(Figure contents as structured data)
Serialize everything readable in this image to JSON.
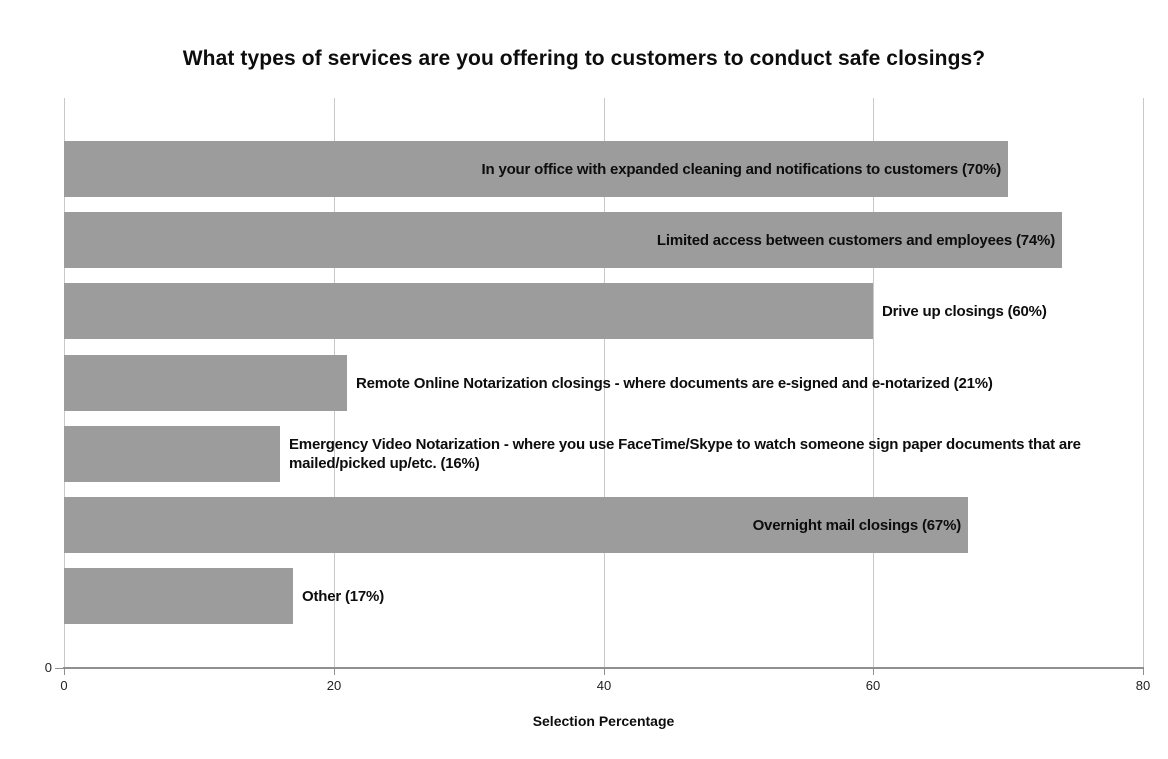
{
  "title": "What types of services are you offering to customers to conduct safe closings?",
  "chart_data": {
    "type": "bar",
    "orientation": "horizontal",
    "title": "What types of services are you offering to customers to conduct safe closings?",
    "xlabel": "Selection Percentage",
    "ylabel": "",
    "xlim": [
      0,
      80
    ],
    "xticks": [
      0,
      20,
      40,
      60,
      80
    ],
    "y_axis_zero_label": "0",
    "grid": "vertical",
    "legend": "none",
    "categories": [
      "In your office with expanded cleaning and notifications to customers",
      "Limited access between customers and employees",
      "Drive up closings",
      "Remote Online Notarization closings - where documents are e-signed and e-notarized",
      "Emergency Video Notarization - where you use FaceTime/Skype to watch someone sign paper documents that are mailed/picked up/etc.",
      "Overnight mail closings",
      "Other"
    ],
    "values": [
      70,
      74,
      60,
      21,
      16,
      67,
      17
    ],
    "bars": [
      {
        "label": "In your office with expanded cleaning and notifications to customers (70%)",
        "value": 70,
        "label_inside": true
      },
      {
        "label": "Limited access between customers and employees (74%)",
        "value": 74,
        "label_inside": true
      },
      {
        "label": "Drive up closings (60%)",
        "value": 60,
        "label_inside": false
      },
      {
        "label": "Remote Online Notarization closings - where documents are e-signed and e-notarized (21%)",
        "value": 21,
        "label_inside": false
      },
      {
        "label": "Emergency Video Notarization - where you use FaceTime/Skype to watch someone sign paper documents that are mailed/picked up/etc. (16%)",
        "value": 16,
        "label_inside": false
      },
      {
        "label": "Overnight mail closings (67%)",
        "value": 67,
        "label_inside": true
      },
      {
        "label": "Other (17%)",
        "value": 17,
        "label_inside": false
      }
    ],
    "colors": {
      "bar": "#9c9c9c",
      "gridline": "#c9c9c9",
      "axis": "#8f8f8f",
      "text": "#0d0d0d",
      "background": "#ffffff"
    }
  }
}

### PROBLEM STATEMENT
All entries must be written out again exactly as given, with no pictures in the copy.

### SOLUTION BELOW
Serialize everything readable in this image to JSON.
{
  "title": "What types of services are you offering to customers to conduct safe closings?",
  "chart_data": {
    "type": "bar",
    "orientation": "horizontal",
    "title": "What types of services are you offering to customers to conduct safe closings?",
    "xlabel": "Selection Percentage",
    "ylabel": "",
    "xlim": [
      0,
      80
    ],
    "xticks": [
      0,
      20,
      40,
      60,
      80
    ],
    "y_axis_zero_label": "0",
    "grid": "vertical",
    "legend": "none",
    "categories": [
      "In your office with expanded cleaning and notifications to customers",
      "Limited access between customers and employees",
      "Drive up closings",
      "Remote Online Notarization closings - where documents are e-signed and e-notarized",
      "Emergency Video Notarization - where you use FaceTime/Skype to watch someone sign paper documents that are mailed/picked up/etc.",
      "Overnight mail closings",
      "Other"
    ],
    "values": [
      70,
      74,
      60,
      21,
      16,
      67,
      17
    ],
    "bars": [
      {
        "label": "In your office with expanded cleaning and notifications to customers (70%)",
        "value": 70,
        "label_inside": true
      },
      {
        "label": "Limited access between customers and employees (74%)",
        "value": 74,
        "label_inside": true
      },
      {
        "label": "Drive up closings (60%)",
        "value": 60,
        "label_inside": false
      },
      {
        "label": "Remote Online Notarization closings - where documents are e-signed and e-notarized (21%)",
        "value": 21,
        "label_inside": false
      },
      {
        "label": "Emergency Video Notarization - where you use FaceTime/Skype to watch someone sign paper documents that are mailed/picked up/etc. (16%)",
        "value": 16,
        "label_inside": false
      },
      {
        "label": "Overnight mail closings (67%)",
        "value": 67,
        "label_inside": true
      },
      {
        "label": "Other (17%)",
        "value": 17,
        "label_inside": false
      }
    ],
    "colors": {
      "bar": "#9c9c9c",
      "gridline": "#c9c9c9",
      "axis": "#8f8f8f",
      "text": "#0d0d0d",
      "background": "#ffffff"
    }
  }
}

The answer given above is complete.